Work out how many lines in the listing below include the word "glyph". Give nothing but the number.

### Data items
-- Start --
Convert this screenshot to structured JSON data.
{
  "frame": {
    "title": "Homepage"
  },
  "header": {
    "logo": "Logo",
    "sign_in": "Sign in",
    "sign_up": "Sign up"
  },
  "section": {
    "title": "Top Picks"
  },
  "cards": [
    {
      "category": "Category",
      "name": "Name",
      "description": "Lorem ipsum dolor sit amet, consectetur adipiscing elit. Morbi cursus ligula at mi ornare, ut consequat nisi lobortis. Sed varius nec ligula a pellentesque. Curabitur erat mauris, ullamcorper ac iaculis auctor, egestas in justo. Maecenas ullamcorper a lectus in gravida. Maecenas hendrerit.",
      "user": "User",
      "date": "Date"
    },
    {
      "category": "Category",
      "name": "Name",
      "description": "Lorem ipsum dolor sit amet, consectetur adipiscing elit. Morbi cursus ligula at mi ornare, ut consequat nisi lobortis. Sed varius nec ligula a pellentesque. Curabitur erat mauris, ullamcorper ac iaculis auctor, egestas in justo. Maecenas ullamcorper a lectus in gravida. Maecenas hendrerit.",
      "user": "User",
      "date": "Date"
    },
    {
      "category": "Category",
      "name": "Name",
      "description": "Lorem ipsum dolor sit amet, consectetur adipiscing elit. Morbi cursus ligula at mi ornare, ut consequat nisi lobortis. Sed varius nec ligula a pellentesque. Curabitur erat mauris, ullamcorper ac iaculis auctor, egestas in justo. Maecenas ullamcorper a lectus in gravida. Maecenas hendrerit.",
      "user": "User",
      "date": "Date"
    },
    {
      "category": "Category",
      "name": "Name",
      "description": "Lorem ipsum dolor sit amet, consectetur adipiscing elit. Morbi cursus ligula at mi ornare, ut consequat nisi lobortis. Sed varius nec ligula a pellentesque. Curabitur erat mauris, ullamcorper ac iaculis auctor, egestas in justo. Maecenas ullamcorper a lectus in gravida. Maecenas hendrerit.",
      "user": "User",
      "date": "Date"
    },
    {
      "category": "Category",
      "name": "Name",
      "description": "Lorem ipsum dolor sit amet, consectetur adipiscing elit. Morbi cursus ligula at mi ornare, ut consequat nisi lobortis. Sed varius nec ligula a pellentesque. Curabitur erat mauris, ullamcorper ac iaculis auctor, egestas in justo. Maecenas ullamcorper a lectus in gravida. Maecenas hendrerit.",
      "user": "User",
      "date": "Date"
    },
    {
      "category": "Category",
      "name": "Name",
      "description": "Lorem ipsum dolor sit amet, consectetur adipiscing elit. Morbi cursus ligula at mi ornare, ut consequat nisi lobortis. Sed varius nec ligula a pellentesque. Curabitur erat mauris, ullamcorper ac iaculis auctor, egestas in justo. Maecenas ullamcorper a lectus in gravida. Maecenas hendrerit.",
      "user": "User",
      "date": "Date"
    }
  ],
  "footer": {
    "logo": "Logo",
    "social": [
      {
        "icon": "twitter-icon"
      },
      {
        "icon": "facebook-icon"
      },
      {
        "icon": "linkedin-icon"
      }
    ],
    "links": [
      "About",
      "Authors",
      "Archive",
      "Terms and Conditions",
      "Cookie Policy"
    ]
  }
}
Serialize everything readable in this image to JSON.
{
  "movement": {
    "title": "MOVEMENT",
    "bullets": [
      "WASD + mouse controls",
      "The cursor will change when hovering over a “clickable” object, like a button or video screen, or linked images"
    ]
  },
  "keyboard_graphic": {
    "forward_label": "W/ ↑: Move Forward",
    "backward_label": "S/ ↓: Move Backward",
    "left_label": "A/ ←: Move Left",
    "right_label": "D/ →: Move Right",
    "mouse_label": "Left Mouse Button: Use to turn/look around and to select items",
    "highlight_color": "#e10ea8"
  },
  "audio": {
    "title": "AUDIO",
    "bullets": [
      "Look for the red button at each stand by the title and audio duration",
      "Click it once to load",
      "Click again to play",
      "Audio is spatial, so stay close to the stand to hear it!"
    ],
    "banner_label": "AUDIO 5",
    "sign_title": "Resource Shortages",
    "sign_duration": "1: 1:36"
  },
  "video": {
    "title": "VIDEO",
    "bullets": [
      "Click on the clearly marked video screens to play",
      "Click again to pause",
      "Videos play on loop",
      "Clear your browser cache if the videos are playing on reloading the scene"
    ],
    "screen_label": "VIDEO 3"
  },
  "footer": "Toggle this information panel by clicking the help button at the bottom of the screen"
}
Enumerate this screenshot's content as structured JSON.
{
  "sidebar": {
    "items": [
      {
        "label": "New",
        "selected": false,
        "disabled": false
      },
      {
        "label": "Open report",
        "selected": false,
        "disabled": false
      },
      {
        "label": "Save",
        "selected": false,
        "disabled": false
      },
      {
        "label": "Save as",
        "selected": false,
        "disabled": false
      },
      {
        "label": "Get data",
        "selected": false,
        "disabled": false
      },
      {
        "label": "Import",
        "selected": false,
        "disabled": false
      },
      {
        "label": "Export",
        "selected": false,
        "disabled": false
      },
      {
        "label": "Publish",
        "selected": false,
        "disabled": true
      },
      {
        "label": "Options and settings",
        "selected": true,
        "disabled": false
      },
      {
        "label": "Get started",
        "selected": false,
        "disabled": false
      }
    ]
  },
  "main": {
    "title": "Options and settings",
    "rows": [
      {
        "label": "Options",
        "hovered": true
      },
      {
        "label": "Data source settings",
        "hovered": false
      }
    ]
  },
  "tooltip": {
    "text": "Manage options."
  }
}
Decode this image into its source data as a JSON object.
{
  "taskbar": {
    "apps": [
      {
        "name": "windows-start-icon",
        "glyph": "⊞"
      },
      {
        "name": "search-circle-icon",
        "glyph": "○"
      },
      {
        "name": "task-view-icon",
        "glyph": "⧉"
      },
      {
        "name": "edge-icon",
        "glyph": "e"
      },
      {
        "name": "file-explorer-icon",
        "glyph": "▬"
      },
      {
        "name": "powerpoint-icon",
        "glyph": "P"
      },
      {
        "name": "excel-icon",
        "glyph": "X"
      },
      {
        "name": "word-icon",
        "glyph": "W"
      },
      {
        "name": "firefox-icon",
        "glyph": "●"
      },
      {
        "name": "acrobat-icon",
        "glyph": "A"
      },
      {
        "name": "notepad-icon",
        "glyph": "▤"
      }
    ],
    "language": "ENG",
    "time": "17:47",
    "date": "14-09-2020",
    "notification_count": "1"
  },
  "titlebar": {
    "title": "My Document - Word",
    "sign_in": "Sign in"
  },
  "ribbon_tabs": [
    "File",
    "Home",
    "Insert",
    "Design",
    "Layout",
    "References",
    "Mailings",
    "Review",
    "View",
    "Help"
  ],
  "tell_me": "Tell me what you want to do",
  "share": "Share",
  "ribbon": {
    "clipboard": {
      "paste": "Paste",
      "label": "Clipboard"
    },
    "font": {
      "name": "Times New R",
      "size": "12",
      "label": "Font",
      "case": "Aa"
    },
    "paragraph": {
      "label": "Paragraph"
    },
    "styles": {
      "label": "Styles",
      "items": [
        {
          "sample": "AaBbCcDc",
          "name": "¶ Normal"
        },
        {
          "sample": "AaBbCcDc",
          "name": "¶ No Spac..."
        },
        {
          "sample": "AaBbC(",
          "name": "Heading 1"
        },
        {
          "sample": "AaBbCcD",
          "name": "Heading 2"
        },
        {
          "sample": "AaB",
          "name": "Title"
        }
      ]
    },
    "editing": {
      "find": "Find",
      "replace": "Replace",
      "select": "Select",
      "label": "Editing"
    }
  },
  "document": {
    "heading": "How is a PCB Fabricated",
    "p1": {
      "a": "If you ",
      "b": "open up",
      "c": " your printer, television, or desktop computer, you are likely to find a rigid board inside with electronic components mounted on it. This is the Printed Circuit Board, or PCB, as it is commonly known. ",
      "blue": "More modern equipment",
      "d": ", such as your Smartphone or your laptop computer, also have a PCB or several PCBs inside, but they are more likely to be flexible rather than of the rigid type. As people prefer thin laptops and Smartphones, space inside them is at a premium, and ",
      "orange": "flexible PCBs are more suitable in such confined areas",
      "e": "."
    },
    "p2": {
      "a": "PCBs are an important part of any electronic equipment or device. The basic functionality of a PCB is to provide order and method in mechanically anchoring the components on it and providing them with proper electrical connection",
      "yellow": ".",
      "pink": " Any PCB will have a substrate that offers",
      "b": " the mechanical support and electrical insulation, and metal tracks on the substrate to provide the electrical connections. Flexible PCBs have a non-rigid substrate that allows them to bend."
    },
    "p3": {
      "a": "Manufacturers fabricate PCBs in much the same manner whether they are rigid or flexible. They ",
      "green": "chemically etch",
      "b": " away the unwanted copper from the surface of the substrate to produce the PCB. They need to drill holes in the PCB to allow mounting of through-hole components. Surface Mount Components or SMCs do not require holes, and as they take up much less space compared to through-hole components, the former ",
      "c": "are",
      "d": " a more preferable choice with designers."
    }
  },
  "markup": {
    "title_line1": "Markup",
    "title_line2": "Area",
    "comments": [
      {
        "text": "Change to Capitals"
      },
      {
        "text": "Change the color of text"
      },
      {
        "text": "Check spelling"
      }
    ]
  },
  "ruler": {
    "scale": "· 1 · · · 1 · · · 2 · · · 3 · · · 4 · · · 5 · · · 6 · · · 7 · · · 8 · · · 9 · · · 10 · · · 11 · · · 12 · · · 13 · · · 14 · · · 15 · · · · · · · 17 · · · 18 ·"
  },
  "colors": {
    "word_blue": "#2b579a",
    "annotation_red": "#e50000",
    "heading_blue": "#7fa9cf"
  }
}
-- End --
### Task result
11